## Extracted records
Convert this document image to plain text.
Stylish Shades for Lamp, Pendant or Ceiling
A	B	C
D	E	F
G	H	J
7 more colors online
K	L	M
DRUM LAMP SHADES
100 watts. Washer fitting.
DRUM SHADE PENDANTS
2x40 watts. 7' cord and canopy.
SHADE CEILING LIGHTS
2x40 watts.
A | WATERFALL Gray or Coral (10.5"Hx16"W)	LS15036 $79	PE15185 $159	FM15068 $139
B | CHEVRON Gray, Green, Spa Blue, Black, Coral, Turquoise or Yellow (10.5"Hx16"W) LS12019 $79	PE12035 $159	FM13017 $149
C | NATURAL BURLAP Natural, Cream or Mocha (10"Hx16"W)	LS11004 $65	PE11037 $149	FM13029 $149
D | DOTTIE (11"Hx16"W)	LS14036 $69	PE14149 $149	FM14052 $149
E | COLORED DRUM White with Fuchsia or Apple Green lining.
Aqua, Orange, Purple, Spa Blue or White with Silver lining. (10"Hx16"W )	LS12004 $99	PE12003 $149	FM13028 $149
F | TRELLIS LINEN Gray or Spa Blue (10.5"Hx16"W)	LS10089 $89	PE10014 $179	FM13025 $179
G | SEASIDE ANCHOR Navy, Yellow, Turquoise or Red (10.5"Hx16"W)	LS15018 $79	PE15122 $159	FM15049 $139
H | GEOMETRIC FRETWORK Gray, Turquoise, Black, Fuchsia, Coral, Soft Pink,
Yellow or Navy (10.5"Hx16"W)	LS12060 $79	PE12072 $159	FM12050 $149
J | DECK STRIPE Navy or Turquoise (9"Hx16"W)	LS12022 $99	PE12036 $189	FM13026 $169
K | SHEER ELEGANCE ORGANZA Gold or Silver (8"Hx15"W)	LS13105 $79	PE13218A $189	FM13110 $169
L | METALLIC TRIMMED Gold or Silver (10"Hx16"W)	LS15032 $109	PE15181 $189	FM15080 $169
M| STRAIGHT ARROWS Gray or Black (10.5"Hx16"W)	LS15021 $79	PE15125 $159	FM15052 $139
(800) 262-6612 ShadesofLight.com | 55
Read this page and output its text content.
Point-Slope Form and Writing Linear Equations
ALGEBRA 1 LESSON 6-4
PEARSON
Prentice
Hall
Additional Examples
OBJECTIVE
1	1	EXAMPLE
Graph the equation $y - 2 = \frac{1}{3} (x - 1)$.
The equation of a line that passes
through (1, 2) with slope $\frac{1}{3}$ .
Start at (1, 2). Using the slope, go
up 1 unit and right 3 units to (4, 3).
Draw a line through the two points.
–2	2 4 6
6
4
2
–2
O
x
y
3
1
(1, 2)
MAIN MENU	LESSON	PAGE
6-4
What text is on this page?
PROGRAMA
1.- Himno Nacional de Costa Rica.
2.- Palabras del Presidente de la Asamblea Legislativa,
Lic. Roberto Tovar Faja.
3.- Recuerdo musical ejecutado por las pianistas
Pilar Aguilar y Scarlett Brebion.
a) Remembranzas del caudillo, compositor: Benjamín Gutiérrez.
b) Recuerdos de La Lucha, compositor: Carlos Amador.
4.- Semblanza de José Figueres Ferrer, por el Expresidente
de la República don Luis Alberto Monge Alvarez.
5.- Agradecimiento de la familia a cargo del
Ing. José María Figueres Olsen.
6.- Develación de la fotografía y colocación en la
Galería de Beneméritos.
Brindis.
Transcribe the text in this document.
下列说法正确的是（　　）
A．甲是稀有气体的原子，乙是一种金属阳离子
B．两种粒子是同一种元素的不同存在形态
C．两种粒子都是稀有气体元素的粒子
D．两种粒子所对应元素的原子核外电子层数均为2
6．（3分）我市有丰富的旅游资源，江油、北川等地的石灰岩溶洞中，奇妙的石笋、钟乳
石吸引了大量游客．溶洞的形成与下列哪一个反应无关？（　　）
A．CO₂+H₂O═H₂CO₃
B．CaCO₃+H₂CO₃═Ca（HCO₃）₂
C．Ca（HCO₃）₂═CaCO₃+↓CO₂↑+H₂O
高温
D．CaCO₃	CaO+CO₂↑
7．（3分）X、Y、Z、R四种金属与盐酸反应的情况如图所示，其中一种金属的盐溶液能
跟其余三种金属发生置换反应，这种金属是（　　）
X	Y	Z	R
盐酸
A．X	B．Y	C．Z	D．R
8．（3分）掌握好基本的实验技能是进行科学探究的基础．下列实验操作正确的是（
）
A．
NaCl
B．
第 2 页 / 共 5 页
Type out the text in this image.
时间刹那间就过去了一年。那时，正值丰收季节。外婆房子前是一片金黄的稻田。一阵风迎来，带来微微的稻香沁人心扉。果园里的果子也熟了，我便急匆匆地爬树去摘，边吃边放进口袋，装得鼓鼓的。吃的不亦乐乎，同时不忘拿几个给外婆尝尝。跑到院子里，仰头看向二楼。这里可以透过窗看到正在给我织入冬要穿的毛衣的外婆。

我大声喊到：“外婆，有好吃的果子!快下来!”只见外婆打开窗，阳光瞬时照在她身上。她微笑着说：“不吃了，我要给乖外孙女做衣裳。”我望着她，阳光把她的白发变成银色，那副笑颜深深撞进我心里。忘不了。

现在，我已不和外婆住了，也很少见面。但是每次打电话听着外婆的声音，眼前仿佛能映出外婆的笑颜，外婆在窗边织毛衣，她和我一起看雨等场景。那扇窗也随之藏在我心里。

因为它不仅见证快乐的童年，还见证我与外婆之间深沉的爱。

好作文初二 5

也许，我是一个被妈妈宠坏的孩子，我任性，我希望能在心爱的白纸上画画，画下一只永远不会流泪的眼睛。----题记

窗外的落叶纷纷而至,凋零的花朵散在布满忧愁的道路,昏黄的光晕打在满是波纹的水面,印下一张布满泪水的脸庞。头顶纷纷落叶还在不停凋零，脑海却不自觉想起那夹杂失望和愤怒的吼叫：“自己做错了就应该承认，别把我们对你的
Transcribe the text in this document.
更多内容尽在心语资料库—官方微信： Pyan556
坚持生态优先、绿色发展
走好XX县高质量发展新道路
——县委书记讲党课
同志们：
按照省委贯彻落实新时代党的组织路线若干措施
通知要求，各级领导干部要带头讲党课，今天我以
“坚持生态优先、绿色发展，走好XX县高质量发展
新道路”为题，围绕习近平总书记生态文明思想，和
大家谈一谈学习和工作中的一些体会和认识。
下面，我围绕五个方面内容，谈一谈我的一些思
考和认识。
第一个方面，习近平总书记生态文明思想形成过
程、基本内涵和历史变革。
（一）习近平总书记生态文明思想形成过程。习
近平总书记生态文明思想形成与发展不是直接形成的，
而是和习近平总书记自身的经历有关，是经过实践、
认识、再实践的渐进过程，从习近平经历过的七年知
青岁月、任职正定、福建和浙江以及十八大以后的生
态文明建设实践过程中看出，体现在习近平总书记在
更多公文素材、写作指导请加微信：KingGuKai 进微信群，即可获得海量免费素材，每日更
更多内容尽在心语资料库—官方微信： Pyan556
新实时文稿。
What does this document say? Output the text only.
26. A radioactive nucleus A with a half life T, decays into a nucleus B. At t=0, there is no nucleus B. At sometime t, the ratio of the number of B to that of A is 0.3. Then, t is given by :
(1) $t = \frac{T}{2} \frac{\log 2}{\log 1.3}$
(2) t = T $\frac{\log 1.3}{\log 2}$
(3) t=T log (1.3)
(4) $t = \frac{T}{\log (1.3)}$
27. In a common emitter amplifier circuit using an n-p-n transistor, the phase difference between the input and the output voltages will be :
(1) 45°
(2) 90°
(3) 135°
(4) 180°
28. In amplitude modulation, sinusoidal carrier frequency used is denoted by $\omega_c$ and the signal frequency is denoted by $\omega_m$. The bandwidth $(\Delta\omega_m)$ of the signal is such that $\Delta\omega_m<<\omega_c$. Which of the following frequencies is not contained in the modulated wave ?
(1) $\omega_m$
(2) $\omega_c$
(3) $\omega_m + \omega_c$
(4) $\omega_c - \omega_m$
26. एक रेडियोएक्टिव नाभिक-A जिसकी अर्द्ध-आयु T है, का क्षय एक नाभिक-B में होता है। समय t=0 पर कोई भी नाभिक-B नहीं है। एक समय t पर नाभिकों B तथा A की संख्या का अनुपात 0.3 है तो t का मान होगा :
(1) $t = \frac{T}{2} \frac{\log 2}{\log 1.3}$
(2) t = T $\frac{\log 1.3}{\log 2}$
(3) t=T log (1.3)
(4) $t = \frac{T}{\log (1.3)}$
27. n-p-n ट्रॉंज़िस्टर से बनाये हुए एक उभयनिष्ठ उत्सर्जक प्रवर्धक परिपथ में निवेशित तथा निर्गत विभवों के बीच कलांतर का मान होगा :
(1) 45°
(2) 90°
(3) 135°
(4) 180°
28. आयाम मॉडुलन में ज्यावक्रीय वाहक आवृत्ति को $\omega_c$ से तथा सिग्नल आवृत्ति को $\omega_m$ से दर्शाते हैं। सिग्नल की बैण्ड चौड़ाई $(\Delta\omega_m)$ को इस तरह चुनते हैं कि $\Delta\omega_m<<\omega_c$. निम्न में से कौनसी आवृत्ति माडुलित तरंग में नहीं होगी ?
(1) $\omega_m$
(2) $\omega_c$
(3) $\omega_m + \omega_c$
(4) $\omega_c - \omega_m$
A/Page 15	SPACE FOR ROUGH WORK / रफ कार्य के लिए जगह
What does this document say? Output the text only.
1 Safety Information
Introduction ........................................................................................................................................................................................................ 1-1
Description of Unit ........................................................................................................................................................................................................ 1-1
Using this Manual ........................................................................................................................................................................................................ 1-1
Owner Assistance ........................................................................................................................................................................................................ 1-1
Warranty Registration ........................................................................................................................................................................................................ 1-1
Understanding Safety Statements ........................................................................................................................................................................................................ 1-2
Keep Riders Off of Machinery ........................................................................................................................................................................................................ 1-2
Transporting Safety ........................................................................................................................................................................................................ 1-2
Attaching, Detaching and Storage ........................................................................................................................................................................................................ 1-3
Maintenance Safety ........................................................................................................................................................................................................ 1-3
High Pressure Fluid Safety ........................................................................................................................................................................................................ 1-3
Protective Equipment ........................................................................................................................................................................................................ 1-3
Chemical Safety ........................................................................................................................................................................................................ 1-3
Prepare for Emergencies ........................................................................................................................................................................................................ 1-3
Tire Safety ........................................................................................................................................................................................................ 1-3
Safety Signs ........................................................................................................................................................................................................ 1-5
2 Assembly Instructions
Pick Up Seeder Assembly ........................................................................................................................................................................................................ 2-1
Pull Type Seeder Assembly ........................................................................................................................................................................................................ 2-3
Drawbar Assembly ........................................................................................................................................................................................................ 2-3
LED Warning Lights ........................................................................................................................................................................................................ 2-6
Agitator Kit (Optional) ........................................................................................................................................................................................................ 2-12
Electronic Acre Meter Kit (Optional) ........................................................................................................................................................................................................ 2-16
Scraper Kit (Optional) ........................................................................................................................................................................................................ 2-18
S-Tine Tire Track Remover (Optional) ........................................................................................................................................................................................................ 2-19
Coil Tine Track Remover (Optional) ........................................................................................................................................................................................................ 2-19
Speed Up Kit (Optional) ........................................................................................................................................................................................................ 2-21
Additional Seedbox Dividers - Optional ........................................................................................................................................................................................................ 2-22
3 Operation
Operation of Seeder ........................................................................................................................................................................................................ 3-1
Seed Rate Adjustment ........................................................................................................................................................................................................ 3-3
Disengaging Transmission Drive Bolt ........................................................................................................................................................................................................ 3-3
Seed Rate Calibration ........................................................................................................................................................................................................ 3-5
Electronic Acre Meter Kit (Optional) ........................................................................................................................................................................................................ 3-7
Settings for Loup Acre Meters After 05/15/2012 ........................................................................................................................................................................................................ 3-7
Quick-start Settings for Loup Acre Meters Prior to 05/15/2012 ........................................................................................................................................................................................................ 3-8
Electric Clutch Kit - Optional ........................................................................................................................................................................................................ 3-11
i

## Stated problem
Gather up the lines that contain the word "Fuchsia".

## In response
E | COLORED DRUM White with Fuchsia or Apple Green lining.
H | GEOMETRIC FRETWORK Gray, Turquoise, Black, Fuchsia, Coral, Soft Pink,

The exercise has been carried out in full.